Items from a figure collection:
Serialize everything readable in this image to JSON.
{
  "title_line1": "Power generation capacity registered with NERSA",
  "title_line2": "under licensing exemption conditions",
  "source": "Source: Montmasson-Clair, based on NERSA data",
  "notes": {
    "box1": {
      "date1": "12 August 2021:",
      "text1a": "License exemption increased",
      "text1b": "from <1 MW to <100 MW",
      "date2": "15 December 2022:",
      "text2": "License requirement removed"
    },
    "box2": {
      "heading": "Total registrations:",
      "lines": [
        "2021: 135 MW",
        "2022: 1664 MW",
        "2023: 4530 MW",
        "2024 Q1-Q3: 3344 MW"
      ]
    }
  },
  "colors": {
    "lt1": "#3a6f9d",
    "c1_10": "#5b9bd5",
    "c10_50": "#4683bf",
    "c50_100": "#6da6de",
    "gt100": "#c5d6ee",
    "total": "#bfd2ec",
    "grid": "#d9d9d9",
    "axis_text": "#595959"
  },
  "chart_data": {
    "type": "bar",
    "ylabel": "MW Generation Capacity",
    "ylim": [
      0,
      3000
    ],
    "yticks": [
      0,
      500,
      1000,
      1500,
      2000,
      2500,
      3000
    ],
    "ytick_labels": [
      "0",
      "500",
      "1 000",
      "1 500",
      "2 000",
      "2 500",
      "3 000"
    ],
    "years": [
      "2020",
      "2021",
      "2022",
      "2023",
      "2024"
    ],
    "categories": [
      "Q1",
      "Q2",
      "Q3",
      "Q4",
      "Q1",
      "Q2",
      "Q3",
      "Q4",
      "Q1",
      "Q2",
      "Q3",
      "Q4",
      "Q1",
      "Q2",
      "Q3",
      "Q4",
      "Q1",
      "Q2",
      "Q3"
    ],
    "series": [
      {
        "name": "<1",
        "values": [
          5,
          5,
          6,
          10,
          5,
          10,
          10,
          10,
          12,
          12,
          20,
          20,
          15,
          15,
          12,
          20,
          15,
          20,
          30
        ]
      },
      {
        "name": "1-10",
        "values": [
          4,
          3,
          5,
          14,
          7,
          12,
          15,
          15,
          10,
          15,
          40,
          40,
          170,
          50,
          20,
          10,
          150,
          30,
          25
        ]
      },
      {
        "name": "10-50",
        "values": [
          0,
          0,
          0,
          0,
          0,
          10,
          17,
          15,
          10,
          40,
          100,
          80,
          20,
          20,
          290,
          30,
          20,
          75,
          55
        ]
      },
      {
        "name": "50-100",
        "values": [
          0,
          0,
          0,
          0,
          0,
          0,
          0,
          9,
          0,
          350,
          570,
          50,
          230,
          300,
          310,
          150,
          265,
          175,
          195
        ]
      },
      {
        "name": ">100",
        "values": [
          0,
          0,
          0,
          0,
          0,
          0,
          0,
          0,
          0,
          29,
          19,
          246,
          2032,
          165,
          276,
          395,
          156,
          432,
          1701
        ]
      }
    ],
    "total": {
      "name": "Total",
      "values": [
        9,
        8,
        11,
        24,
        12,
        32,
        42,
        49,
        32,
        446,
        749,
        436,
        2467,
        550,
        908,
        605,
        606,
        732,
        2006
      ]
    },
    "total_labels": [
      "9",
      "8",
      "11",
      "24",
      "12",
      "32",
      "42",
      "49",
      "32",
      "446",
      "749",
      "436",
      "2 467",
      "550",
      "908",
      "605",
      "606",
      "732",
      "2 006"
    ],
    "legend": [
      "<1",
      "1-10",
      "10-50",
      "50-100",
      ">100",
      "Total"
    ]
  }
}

▸ OBJECTIVE: From the records above, please extract every line and repeat it exactly.

▸ RESULT OF THE EXERCISE:
Serialize everything readable in this image to JSON.
{
  "title_line1": "Power generation capacity registered with NERSA",
  "title_line2": "under licensing exemption conditions",
  "source": "Source: Montmasson-Clair, based on NERSA data",
  "notes": {
    "box1": {
      "date1": "12 August 2021:",
      "text1a": "License exemption increased",
      "text1b": "from <1 MW to <100 MW",
      "date2": "15 December 2022:",
      "text2": "License requirement removed"
    },
    "box2": {
      "heading": "Total registrations:",
      "lines": [
        "2021: 135 MW",
        "2022: 1664 MW",
        "2023: 4530 MW",
        "2024 Q1-Q3: 3344 MW"
      ]
    }
  },
  "colors": {
    "lt1": "#3a6f9d",
    "c1_10": "#5b9bd5",
    "c10_50": "#4683bf",
    "c50_100": "#6da6de",
    "gt100": "#c5d6ee",
    "total": "#bfd2ec",
    "grid": "#d9d9d9",
    "axis_text": "#595959"
  },
  "chart_data": {
    "type": "bar",
    "ylabel": "MW Generation Capacity",
    "ylim": [
      0,
      3000
    ],
    "yticks": [
      0,
      500,
      1000,
      1500,
      2000,
      2500,
      3000
    ],
    "ytick_labels": [
      "0",
      "500",
      "1 000",
      "1 500",
      "2 000",
      "2 500",
      "3 000"
    ],
    "years": [
      "2020",
      "2021",
      "2022",
      "2023",
      "2024"
    ],
    "categories": [
      "Q1",
      "Q2",
      "Q3",
      "Q4",
      "Q1",
      "Q2",
      "Q3",
      "Q4",
      "Q1",
      "Q2",
      "Q3",
      "Q4",
      "Q1",
      "Q2",
      "Q3",
      "Q4",
      "Q1",
      "Q2",
      "Q3"
    ],
    "series": [
      {
        "name": "<1",
        "values": [
          5,
          5,
          6,
          10,
          5,
          10,
          10,
          10,
          12,
          12,
          20,
          20,
          15,
          15,
          12,
          20,
          15,
          20,
          30
        ]
      },
      {
        "name": "1-10",
        "values": [
          4,
          3,
          5,
          14,
          7,
          12,
          15,
          15,
          10,
          15,
          40,
          40,
          170,
          50,
          20,
          10,
          150,
          30,
          25
        ]
      },
      {
        "name": "10-50",
        "values": [
          0,
          0,
          0,
          0,
          0,
          10,
          17,
          15,
          10,
          40,
          100,
          80,
          20,
          20,
          290,
          30,
          20,
          75,
          55
        ]
      },
      {
        "name": "50-100",
        "values": [
          0,
          0,
          0,
          0,
          0,
          0,
          0,
          9,
          0,
          350,
          570,
          50,
          230,
          300,
          310,
          150,
          265,
          175,
          195
        ]
      },
      {
        "name": ">100",
        "values": [
          0,
          0,
          0,
          0,
          0,
          0,
          0,
          0,
          0,
          29,
          19,
          246,
          2032,
          165,
          276,
          395,
          156,
          432,
          1701
        ]
      }
    ],
    "total": {
      "name": "Total",
      "values": [
        9,
        8,
        11,
        24,
        12,
        32,
        42,
        49,
        32,
        446,
        749,
        436,
        2467,
        550,
        908,
        605,
        606,
        732,
        2006
      ]
    },
    "total_labels": [
      "9",
      "8",
      "11",
      "24",
      "12",
      "32",
      "42",
      "49",
      "32",
      "446",
      "749",
      "436",
      "2 467",
      "550",
      "908",
      "605",
      "606",
      "732",
      "2 006"
    ],
    "legend": [
      "<1",
      "1-10",
      "10-50",
      "50-100",
      ">100",
      "Total"
    ]
  }
}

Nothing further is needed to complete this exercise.